ASSIGNED TASK: The whole listing needs to be written out exactly, except for any images.

☆ ☆ ☆ ☆

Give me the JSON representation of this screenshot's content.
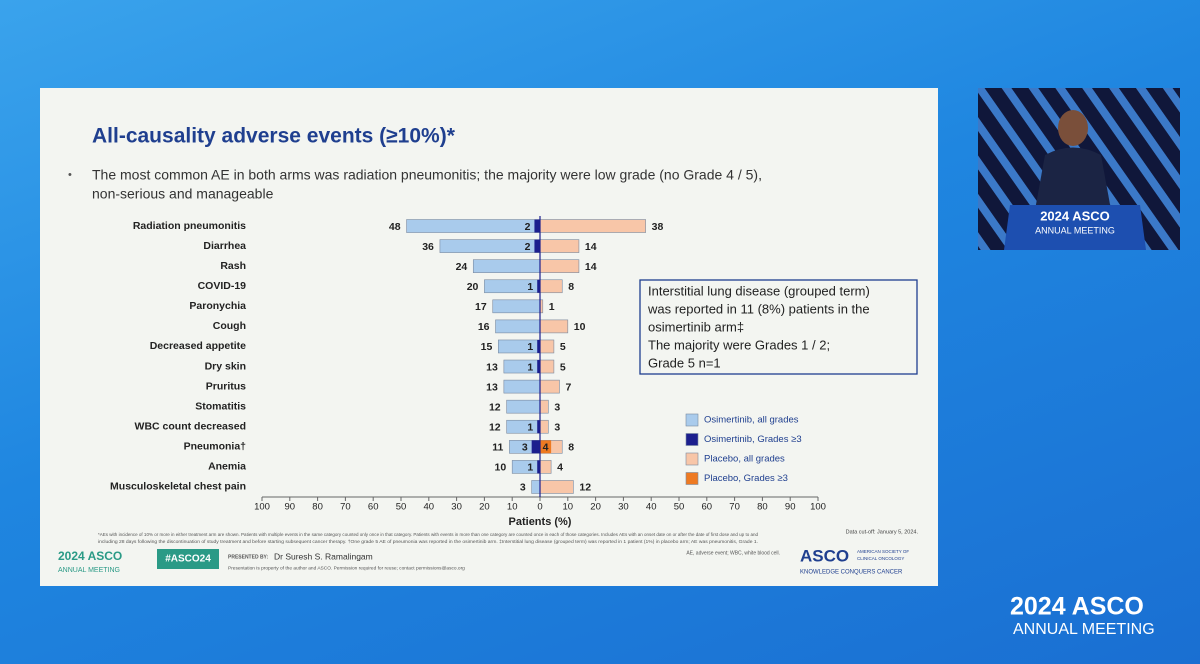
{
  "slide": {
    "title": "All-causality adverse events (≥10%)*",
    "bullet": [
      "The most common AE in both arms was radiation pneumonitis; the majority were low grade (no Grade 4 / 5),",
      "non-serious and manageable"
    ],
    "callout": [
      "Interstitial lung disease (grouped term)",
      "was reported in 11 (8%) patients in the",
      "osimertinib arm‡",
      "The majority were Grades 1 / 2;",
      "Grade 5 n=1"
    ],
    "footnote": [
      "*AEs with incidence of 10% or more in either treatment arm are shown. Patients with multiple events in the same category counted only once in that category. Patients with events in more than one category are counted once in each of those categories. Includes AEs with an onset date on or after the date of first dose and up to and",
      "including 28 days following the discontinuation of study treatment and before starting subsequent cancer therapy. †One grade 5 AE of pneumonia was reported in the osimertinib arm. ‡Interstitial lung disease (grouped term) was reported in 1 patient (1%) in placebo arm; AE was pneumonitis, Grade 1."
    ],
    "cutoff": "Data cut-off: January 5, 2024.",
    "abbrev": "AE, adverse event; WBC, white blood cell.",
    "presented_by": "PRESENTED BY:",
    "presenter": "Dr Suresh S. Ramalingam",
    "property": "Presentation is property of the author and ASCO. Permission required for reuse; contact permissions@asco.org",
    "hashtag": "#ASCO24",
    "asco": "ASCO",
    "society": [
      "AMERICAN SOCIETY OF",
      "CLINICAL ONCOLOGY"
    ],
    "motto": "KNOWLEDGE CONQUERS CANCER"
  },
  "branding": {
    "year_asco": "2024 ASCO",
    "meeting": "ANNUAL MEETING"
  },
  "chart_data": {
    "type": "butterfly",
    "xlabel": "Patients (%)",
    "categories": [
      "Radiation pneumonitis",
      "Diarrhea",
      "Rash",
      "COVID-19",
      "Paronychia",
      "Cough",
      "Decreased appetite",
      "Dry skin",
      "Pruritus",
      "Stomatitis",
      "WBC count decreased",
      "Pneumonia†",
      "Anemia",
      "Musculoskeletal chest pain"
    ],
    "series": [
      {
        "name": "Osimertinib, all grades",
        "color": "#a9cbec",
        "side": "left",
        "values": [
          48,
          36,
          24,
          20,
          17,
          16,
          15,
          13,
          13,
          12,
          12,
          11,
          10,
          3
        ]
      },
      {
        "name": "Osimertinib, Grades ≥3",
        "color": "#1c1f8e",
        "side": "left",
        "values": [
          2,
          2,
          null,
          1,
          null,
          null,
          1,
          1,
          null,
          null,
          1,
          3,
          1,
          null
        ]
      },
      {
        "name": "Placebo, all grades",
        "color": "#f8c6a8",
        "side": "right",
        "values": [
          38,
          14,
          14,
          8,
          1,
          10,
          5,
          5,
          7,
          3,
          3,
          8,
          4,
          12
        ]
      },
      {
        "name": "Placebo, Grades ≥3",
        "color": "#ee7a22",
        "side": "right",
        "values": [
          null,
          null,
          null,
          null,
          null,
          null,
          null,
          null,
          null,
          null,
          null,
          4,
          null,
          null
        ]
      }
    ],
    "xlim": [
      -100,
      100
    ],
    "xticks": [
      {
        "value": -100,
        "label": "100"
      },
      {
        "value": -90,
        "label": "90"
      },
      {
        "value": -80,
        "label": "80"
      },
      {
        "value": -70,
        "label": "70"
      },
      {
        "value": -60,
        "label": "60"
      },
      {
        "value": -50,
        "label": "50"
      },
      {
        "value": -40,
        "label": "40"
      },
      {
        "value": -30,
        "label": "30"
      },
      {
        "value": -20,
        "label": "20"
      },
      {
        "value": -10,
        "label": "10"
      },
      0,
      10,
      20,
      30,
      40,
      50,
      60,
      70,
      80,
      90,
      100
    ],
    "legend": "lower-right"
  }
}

☆ ☆ ☆ ☆

ANSWER TO THE EXERCISE:
Give me the JSON representation of this screenshot's content.
{
  "slide": {
    "title": "All-causality adverse events (≥10%)*",
    "bullet": [
      "The most common AE in both arms was radiation pneumonitis; the majority were low grade (no Grade 4 / 5),",
      "non-serious and manageable"
    ],
    "callout": [
      "Interstitial lung disease (grouped term)",
      "was reported in 11 (8%) patients in the",
      "osimertinib arm‡",
      "The majority were Grades 1 / 2;",
      "Grade 5 n=1"
    ],
    "footnote": [
      "*AEs with incidence of 10% or more in either treatment arm are shown. Patients with multiple events in the same category counted only once in that category. Patients with events in more than one category are counted once in each of those categories. Includes AEs with an onset date on or after the date of first dose and up to and",
      "including 28 days following the discontinuation of study treatment and before starting subsequent cancer therapy. †One grade 5 AE of pneumonia was reported in the osimertinib arm. ‡Interstitial lung disease (grouped term) was reported in 1 patient (1%) in placebo arm; AE was pneumonitis, Grade 1."
    ],
    "cutoff": "Data cut-off: January 5, 2024.",
    "abbrev": "AE, adverse event; WBC, white blood cell.",
    "presented_by": "PRESENTED BY:",
    "presenter": "Dr Suresh S. Ramalingam",
    "property": "Presentation is property of the author and ASCO. Permission required for reuse; contact permissions@asco.org",
    "hashtag": "#ASCO24",
    "asco": "ASCO",
    "society": [
      "AMERICAN SOCIETY OF",
      "CLINICAL ONCOLOGY"
    ],
    "motto": "KNOWLEDGE CONQUERS CANCER"
  },
  "branding": {
    "year_asco": "2024 ASCO",
    "meeting": "ANNUAL MEETING"
  },
  "chart_data": {
    "type": "butterfly",
    "xlabel": "Patients (%)",
    "categories": [
      "Radiation pneumonitis",
      "Diarrhea",
      "Rash",
      "COVID-19",
      "Paronychia",
      "Cough",
      "Decreased appetite",
      "Dry skin",
      "Pruritus",
      "Stomatitis",
      "WBC count decreased",
      "Pneumonia†",
      "Anemia",
      "Musculoskeletal chest pain"
    ],
    "series": [
      {
        "name": "Osimertinib, all grades",
        "color": "#a9cbec",
        "side": "left",
        "values": [
          48,
          36,
          24,
          20,
          17,
          16,
          15,
          13,
          13,
          12,
          12,
          11,
          10,
          3
        ]
      },
      {
        "name": "Osimertinib, Grades ≥3",
        "color": "#1c1f8e",
        "side": "left",
        "values": [
          2,
          2,
          null,
          1,
          null,
          null,
          1,
          1,
          null,
          null,
          1,
          3,
          1,
          null
        ]
      },
      {
        "name": "Placebo, all grades",
        "color": "#f8c6a8",
        "side": "right",
        "values": [
          38,
          14,
          14,
          8,
          1,
          10,
          5,
          5,
          7,
          3,
          3,
          8,
          4,
          12
        ]
      },
      {
        "name": "Placebo, Grades ≥3",
        "color": "#ee7a22",
        "side": "right",
        "values": [
          null,
          null,
          null,
          null,
          null,
          null,
          null,
          null,
          null,
          null,
          null,
          4,
          null,
          null
        ]
      }
    ],
    "xlim": [
      -100,
      100
    ],
    "xticks": [
      {
        "value": -100,
        "label": "100"
      },
      {
        "value": -90,
        "label": "90"
      },
      {
        "value": -80,
        "label": "80"
      },
      {
        "value": -70,
        "label": "70"
      },
      {
        "value": -60,
        "label": "60"
      },
      {
        "value": -50,
        "label": "50"
      },
      {
        "value": -40,
        "label": "40"
      },
      {
        "value": -30,
        "label": "30"
      },
      {
        "value": -20,
        "label": "20"
      },
      {
        "value": -10,
        "label": "10"
      },
      0,
      10,
      20,
      30,
      40,
      50,
      60,
      70,
      80,
      90,
      100
    ],
    "legend": "lower-right"
  }
}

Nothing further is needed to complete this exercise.